▶ [GOAL]
Reproduce all of the records exactly.

--- Start DATASET RECORDS ---

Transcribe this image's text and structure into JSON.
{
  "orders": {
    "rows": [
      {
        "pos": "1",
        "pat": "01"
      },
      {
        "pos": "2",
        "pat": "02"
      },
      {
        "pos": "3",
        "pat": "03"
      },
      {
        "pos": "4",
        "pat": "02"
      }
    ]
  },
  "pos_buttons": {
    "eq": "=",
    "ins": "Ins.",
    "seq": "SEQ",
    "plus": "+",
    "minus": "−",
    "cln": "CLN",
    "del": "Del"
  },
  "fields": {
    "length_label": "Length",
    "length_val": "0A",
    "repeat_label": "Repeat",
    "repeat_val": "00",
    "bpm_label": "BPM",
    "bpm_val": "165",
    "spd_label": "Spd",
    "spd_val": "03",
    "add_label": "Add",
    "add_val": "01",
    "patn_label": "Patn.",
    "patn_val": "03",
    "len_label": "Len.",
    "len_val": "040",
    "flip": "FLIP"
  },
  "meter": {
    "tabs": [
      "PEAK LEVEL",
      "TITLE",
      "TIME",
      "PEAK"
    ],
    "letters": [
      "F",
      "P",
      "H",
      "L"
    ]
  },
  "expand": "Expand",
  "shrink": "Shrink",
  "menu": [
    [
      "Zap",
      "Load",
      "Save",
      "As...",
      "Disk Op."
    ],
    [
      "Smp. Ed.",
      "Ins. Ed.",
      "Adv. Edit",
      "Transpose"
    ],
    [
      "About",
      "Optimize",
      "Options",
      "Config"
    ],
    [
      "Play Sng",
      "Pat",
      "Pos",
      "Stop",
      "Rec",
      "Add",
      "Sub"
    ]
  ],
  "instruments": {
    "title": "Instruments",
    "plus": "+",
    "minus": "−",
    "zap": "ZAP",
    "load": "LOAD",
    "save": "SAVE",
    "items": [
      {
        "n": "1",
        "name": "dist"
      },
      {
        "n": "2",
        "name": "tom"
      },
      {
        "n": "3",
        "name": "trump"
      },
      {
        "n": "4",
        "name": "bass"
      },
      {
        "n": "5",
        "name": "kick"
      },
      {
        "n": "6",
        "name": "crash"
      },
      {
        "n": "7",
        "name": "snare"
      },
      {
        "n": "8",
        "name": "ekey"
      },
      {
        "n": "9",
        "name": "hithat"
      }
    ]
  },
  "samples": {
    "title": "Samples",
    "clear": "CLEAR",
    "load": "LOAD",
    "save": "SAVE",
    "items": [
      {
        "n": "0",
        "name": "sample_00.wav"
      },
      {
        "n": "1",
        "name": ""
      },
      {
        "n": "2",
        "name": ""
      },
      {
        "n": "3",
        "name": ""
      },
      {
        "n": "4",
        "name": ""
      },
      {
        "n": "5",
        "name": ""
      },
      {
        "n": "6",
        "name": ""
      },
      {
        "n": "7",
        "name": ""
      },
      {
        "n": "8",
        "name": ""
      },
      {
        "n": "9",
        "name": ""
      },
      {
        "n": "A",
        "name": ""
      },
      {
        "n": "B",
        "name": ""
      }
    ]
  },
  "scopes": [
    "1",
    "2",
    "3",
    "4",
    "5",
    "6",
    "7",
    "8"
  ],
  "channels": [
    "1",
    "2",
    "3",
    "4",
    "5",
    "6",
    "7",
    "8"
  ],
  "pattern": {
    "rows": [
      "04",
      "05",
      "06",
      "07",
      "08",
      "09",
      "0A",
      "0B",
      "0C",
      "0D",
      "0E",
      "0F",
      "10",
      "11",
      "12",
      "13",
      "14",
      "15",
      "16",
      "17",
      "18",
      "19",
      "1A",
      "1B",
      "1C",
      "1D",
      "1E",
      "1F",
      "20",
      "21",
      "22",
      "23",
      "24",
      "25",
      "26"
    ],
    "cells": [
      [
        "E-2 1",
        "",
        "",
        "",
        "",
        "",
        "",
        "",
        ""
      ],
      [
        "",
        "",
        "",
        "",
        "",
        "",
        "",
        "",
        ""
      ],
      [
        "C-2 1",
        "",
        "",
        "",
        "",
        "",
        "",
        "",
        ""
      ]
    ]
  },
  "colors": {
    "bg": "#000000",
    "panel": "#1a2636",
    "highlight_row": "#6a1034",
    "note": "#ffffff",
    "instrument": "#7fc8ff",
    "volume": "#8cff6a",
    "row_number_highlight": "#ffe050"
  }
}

--- End DATASET RECORDS ---

▶ [WRITTEN SOLUTION]
Transcribe this image's text and structure into JSON.
{
  "orders": {
    "rows": [
      {
        "pos": "1",
        "pat": "01"
      },
      {
        "pos": "2",
        "pat": "02"
      },
      {
        "pos": "3",
        "pat": "03"
      },
      {
        "pos": "4",
        "pat": "02"
      }
    ]
  },
  "pos_buttons": {
    "eq": "=",
    "ins": "Ins.",
    "seq": "SEQ",
    "plus": "+",
    "minus": "−",
    "cln": "CLN",
    "del": "Del"
  },
  "fields": {
    "length_label": "Length",
    "length_val": "0A",
    "repeat_label": "Repeat",
    "repeat_val": "00",
    "bpm_label": "BPM",
    "bpm_val": "165",
    "spd_label": "Spd",
    "spd_val": "03",
    "add_label": "Add",
    "add_val": "01",
    "patn_label": "Patn.",
    "patn_val": "03",
    "len_label": "Len.",
    "len_val": "040",
    "flip": "FLIP"
  },
  "meter": {
    "tabs": [
      "PEAK LEVEL",
      "TITLE",
      "TIME",
      "PEAK"
    ],
    "letters": [
      "F",
      "P",
      "H",
      "L"
    ]
  },
  "expand": "Expand",
  "shrink": "Shrink",
  "menu": [
    [
      "Zap",
      "Load",
      "Save",
      "As...",
      "Disk Op."
    ],
    [
      "Smp. Ed.",
      "Ins. Ed.",
      "Adv. Edit",
      "Transpose"
    ],
    [
      "About",
      "Optimize",
      "Options",
      "Config"
    ],
    [
      "Play Sng",
      "Pat",
      "Pos",
      "Stop",
      "Rec",
      "Add",
      "Sub"
    ]
  ],
  "instruments": {
    "title": "Instruments",
    "plus": "+",
    "minus": "−",
    "zap": "ZAP",
    "load": "LOAD",
    "save": "SAVE",
    "items": [
      {
        "n": "1",
        "name": "dist"
      },
      {
        "n": "2",
        "name": "tom"
      },
      {
        "n": "3",
        "name": "trump"
      },
      {
        "n": "4",
        "name": "bass"
      },
      {
        "n": "5",
        "name": "kick"
      },
      {
        "n": "6",
        "name": "crash"
      },
      {
        "n": "7",
        "name": "snare"
      },
      {
        "n": "8",
        "name": "ekey"
      },
      {
        "n": "9",
        "name": "hithat"
      }
    ]
  },
  "samples": {
    "title": "Samples",
    "clear": "CLEAR",
    "load": "LOAD",
    "save": "SAVE",
    "items": [
      {
        "n": "0",
        "name": "sample_00.wav"
      },
      {
        "n": "1",
        "name": ""
      },
      {
        "n": "2",
        "name": ""
      },
      {
        "n": "3",
        "name": ""
      },
      {
        "n": "4",
        "name": ""
      },
      {
        "n": "5",
        "name": ""
      },
      {
        "n": "6",
        "name": ""
      },
      {
        "n": "7",
        "name": ""
      },
      {
        "n": "8",
        "name": ""
      },
      {
        "n": "9",
        "name": ""
      },
      {
        "n": "A",
        "name": ""
      },
      {
        "n": "B",
        "name": ""
      }
    ]
  },
  "scopes": [
    "1",
    "2",
    "3",
    "4",
    "5",
    "6",
    "7",
    "8"
  ],
  "channels": [
    "1",
    "2",
    "3",
    "4",
    "5",
    "6",
    "7",
    "8"
  ],
  "pattern": {
    "rows": [
      "04",
      "05",
      "06",
      "07",
      "08",
      "09",
      "0A",
      "0B",
      "0C",
      "0D",
      "0E",
      "0F",
      "10",
      "11",
      "12",
      "13",
      "14",
      "15",
      "16",
      "17",
      "18",
      "19",
      "1A",
      "1B",
      "1C",
      "1D",
      "1E",
      "1F",
      "20",
      "21",
      "22",
      "23",
      "24",
      "25",
      "26"
    ],
    "cells": [
      [
        "E-2 1",
        "",
        "",
        "",
        "",
        "",
        "",
        "",
        ""
      ],
      [
        "",
        "",
        "",
        "",
        "",
        "",
        "",
        "",
        ""
      ],
      [
        "C-2 1",
        "",
        "",
        "",
        "",
        "",
        "",
        "",
        ""
      ]
    ]
  },
  "colors": {
    "bg": "#000000",
    "panel": "#1a2636",
    "highlight_row": "#6a1034",
    "note": "#ffffff",
    "instrument": "#7fc8ff",
    "volume": "#8cff6a",
    "row_number_highlight": "#ffe050"
  }
}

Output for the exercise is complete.